* [EXERCISE GOAL]: Gather each line containing the string "开标时间" from these entries.

* [DATA]:
## Begin
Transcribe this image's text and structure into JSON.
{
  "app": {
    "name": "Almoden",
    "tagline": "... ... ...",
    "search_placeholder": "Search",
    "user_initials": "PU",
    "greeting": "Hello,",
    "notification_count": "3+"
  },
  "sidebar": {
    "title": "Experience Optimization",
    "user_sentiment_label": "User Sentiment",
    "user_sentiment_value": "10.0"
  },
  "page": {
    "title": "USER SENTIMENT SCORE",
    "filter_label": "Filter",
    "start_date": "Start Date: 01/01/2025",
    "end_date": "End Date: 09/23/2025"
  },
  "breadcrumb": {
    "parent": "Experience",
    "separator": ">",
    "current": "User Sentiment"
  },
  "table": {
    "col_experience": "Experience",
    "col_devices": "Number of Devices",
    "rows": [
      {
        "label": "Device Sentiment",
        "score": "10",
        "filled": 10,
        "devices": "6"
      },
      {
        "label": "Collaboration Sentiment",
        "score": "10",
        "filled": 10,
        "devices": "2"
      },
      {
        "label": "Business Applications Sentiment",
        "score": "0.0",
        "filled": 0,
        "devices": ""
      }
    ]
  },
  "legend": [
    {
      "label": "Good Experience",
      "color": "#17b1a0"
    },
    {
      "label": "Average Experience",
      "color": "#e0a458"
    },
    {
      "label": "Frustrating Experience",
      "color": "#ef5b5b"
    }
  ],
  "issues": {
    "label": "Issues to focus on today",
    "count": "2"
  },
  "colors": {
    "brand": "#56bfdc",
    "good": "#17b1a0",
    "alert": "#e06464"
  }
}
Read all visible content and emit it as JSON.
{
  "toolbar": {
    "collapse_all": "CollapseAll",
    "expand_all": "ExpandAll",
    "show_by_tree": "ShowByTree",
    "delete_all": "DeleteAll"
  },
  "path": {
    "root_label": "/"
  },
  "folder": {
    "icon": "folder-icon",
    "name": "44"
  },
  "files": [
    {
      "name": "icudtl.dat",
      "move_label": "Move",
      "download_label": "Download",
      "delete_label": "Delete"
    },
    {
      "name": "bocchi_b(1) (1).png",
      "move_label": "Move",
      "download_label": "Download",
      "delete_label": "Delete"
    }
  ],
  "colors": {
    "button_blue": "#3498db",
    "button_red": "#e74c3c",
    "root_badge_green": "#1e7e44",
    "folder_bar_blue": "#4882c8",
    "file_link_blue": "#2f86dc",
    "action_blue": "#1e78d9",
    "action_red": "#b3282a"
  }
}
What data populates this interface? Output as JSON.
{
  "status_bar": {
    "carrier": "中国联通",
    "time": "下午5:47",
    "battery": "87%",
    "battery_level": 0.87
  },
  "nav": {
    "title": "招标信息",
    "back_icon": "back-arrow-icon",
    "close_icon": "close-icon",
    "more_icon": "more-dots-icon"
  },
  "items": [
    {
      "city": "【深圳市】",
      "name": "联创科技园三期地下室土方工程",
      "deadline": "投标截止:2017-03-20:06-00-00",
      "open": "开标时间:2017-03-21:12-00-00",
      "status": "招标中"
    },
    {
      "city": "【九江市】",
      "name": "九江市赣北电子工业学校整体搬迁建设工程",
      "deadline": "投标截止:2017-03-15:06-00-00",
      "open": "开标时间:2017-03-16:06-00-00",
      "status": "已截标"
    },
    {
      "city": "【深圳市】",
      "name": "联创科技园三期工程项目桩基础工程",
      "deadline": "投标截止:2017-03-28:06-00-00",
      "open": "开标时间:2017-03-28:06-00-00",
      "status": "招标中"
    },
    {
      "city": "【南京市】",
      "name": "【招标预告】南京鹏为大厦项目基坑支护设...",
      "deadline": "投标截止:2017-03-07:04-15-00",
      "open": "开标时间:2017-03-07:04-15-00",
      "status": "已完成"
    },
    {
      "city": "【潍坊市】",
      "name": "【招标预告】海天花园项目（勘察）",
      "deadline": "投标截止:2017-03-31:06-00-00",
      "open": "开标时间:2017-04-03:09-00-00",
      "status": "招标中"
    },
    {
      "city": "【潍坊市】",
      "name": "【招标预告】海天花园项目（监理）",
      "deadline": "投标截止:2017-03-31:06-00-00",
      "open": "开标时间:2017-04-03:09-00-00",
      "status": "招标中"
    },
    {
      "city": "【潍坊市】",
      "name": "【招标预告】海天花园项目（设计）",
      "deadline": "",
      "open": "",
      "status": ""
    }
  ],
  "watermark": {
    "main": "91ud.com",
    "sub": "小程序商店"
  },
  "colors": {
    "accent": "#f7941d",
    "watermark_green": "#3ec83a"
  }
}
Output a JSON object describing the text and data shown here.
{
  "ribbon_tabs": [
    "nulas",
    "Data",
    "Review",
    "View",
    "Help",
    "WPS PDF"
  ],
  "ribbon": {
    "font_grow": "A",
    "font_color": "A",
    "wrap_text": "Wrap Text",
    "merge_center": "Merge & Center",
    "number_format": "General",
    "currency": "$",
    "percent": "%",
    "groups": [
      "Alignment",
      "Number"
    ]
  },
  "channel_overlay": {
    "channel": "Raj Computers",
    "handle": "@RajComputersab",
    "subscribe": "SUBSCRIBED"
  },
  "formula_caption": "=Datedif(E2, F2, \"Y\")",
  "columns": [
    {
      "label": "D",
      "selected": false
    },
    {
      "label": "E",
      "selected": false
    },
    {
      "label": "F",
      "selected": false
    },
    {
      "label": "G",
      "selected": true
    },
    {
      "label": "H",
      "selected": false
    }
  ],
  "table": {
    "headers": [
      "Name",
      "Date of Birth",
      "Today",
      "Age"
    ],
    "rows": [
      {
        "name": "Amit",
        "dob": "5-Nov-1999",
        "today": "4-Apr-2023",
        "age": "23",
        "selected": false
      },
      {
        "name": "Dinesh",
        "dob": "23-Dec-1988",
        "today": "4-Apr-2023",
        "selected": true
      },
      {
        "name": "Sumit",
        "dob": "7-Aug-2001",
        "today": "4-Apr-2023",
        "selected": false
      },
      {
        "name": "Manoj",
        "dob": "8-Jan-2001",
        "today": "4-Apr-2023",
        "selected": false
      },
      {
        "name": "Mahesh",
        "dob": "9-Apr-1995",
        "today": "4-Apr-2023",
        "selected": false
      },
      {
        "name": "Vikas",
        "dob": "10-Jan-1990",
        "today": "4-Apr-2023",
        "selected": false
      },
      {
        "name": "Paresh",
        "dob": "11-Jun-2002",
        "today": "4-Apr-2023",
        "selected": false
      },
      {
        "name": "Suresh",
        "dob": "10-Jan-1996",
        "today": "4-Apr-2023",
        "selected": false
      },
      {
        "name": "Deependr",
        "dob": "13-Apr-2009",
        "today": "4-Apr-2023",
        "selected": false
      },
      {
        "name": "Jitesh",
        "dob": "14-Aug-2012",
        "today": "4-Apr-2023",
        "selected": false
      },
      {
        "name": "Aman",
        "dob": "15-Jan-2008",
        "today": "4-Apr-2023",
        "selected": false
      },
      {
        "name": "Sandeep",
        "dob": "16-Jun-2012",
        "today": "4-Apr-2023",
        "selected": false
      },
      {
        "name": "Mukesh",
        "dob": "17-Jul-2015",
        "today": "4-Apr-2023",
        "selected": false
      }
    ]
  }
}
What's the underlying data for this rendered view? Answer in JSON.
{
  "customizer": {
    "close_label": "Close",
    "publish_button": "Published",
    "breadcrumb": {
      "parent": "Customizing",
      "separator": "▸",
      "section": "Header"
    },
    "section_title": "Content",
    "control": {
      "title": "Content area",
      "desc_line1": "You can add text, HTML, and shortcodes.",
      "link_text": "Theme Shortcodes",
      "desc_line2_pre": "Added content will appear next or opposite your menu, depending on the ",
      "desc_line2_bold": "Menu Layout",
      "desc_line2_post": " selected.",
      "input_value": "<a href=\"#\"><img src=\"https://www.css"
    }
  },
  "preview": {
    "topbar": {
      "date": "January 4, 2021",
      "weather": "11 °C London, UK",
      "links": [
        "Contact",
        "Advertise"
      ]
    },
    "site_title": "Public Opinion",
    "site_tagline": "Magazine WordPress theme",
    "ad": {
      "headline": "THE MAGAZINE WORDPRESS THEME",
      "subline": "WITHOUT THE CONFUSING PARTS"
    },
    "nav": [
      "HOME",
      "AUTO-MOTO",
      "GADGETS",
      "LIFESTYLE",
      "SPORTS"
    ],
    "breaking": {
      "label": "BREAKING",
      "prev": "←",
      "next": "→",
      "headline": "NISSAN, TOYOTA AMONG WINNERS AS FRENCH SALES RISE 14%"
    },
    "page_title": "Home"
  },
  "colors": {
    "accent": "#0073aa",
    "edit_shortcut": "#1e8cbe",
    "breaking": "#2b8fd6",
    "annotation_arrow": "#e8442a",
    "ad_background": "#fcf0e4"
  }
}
## End
* [RESPONSE]:
      "open": "开标时间:2017-03-21:12-00-00",
      "open": "开标时间:2017-03-16:06-00-00",
      "open": "开标时间:2017-03-28:06-00-00",
      "open": "开标时间:2017-03-07:04-15-00",
      "open": "开标时间:2017-04-03:09-00-00",
      "open": "开标时间:2017-04-03:09-00-00",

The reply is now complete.